** START DATASET ENTRIES **
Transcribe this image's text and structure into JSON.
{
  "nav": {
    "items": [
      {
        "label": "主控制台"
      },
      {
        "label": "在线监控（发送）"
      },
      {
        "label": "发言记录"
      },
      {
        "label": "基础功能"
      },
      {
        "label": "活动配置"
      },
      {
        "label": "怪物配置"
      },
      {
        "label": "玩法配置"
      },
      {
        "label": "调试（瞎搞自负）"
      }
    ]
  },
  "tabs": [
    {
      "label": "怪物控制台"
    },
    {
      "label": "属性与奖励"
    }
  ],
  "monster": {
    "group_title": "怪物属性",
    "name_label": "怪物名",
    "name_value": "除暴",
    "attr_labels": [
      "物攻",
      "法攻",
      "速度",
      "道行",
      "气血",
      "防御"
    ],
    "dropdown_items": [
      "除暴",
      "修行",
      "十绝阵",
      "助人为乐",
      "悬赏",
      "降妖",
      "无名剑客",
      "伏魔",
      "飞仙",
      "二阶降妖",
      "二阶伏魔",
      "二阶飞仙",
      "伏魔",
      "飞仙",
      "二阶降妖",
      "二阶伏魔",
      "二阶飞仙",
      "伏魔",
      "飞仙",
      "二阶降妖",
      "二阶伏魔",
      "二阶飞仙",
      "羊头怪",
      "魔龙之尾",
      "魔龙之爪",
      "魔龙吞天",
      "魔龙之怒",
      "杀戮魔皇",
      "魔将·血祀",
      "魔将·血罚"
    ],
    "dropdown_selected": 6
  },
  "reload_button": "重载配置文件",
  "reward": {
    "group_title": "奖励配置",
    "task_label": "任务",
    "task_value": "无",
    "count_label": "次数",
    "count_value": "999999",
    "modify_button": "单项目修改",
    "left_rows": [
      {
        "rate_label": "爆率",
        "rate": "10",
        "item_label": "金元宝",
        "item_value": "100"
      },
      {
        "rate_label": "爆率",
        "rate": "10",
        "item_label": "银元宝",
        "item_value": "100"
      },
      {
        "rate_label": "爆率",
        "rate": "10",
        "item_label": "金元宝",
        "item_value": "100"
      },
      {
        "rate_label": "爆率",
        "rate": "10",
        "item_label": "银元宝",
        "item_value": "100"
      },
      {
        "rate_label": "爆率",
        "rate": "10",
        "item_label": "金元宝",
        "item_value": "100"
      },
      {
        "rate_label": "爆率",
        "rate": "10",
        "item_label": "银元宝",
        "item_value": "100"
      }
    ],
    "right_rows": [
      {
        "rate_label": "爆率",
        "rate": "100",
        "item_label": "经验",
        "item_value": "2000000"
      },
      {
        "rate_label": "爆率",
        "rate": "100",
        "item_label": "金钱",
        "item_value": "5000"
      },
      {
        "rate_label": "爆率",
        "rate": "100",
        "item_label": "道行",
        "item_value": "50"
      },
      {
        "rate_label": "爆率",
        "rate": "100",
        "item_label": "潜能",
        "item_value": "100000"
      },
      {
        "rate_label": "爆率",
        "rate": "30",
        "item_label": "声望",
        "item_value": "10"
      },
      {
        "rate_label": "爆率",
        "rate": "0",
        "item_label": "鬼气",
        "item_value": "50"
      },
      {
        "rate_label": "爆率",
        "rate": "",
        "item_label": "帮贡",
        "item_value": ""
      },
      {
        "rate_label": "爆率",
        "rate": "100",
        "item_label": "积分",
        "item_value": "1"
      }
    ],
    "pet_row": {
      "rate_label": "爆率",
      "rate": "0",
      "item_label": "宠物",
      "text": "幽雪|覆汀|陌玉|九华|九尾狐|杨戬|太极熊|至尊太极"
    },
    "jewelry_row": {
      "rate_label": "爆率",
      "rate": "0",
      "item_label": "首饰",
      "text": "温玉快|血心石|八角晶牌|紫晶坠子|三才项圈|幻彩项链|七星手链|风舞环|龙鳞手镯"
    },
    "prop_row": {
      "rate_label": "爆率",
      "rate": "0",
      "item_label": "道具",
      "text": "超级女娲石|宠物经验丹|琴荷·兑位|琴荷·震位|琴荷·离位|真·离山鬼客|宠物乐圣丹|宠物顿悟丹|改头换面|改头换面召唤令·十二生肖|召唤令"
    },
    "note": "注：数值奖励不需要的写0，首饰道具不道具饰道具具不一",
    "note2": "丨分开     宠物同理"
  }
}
** END DATASET ENTRIES **
GIVEN PROBLEM: Every line above should be retyped exactly as given.

COMPLETE ANSWER:
Transcribe this image's text and structure into JSON.
{
  "nav": {
    "items": [
      {
        "label": "主控制台"
      },
      {
        "label": "在线监控（发送）"
      },
      {
        "label": "发言记录"
      },
      {
        "label": "基础功能"
      },
      {
        "label": "活动配置"
      },
      {
        "label": "怪物配置"
      },
      {
        "label": "玩法配置"
      },
      {
        "label": "调试（瞎搞自负）"
      }
    ]
  },
  "tabs": [
    {
      "label": "怪物控制台"
    },
    {
      "label": "属性与奖励"
    }
  ],
  "monster": {
    "group_title": "怪物属性",
    "name_label": "怪物名",
    "name_value": "除暴",
    "attr_labels": [
      "物攻",
      "法攻",
      "速度",
      "道行",
      "气血",
      "防御"
    ],
    "dropdown_items": [
      "除暴",
      "修行",
      "十绝阵",
      "助人为乐",
      "悬赏",
      "降妖",
      "无名剑客",
      "伏魔",
      "飞仙",
      "二阶降妖",
      "二阶伏魔",
      "二阶飞仙",
      "伏魔",
      "飞仙",
      "二阶降妖",
      "二阶伏魔",
      "二阶飞仙",
      "伏魔",
      "飞仙",
      "二阶降妖",
      "二阶伏魔",
      "二阶飞仙",
      "羊头怪",
      "魔龙之尾",
      "魔龙之爪",
      "魔龙吞天",
      "魔龙之怒",
      "杀戮魔皇",
      "魔将·血祀",
      "魔将·血罚"
    ],
    "dropdown_selected": 6
  },
  "reload_button": "重载配置文件",
  "reward": {
    "group_title": "奖励配置",
    "task_label": "任务",
    "task_value": "无",
    "count_label": "次数",
    "count_value": "999999",
    "modify_button": "单项目修改",
    "left_rows": [
      {
        "rate_label": "爆率",
        "rate": "10",
        "item_label": "金元宝",
        "item_value": "100"
      },
      {
        "rate_label": "爆率",
        "rate": "10",
        "item_label": "银元宝",
        "item_value": "100"
      },
      {
        "rate_label": "爆率",
        "rate": "10",
        "item_label": "金元宝",
        "item_value": "100"
      },
      {
        "rate_label": "爆率",
        "rate": "10",
        "item_label": "银元宝",
        "item_value": "100"
      },
      {
        "rate_label": "爆率",
        "rate": "10",
        "item_label": "金元宝",
        "item_value": "100"
      },
      {
        "rate_label": "爆率",
        "rate": "10",
        "item_label": "银元宝",
        "item_value": "100"
      }
    ],
    "right_rows": [
      {
        "rate_label": "爆率",
        "rate": "100",
        "item_label": "经验",
        "item_value": "2000000"
      },
      {
        "rate_label": "爆率",
        "rate": "100",
        "item_label": "金钱",
        "item_value": "5000"
      },
      {
        "rate_label": "爆率",
        "rate": "100",
        "item_label": "道行",
        "item_value": "50"
      },
      {
        "rate_label": "爆率",
        "rate": "100",
        "item_label": "潜能",
        "item_value": "100000"
      },
      {
        "rate_label": "爆率",
        "rate": "30",
        "item_label": "声望",
        "item_value": "10"
      },
      {
        "rate_label": "爆率",
        "rate": "0",
        "item_label": "鬼气",
        "item_value": "50"
      },
      {
        "rate_label": "爆率",
        "rate": "",
        "item_label": "帮贡",
        "item_value": ""
      },
      {
        "rate_label": "爆率",
        "rate": "100",
        "item_label": "积分",
        "item_value": "1"
      }
    ],
    "pet_row": {
      "rate_label": "爆率",
      "rate": "0",
      "item_label": "宠物",
      "text": "幽雪|覆汀|陌玉|九华|九尾狐|杨戬|太极熊|至尊太极"
    },
    "jewelry_row": {
      "rate_label": "爆率",
      "rate": "0",
      "item_label": "首饰",
      "text": "温玉快|血心石|八角晶牌|紫晶坠子|三才项圈|幻彩项链|七星手链|风舞环|龙鳞手镯"
    },
    "prop_row": {
      "rate_label": "爆率",
      "rate": "0",
      "item_label": "道具",
      "text": "超级女娲石|宠物经验丹|琴荷·兑位|琴荷·震位|琴荷·离位|真·离山鬼客|宠物乐圣丹|宠物顿悟丹|改头换面|改头换面召唤令·十二生肖|召唤令"
    },
    "note": "注：数值奖励不需要的写0，首饰道具不道具饰道具具不一",
    "note2": "丨分开     宠物同理"
  }
}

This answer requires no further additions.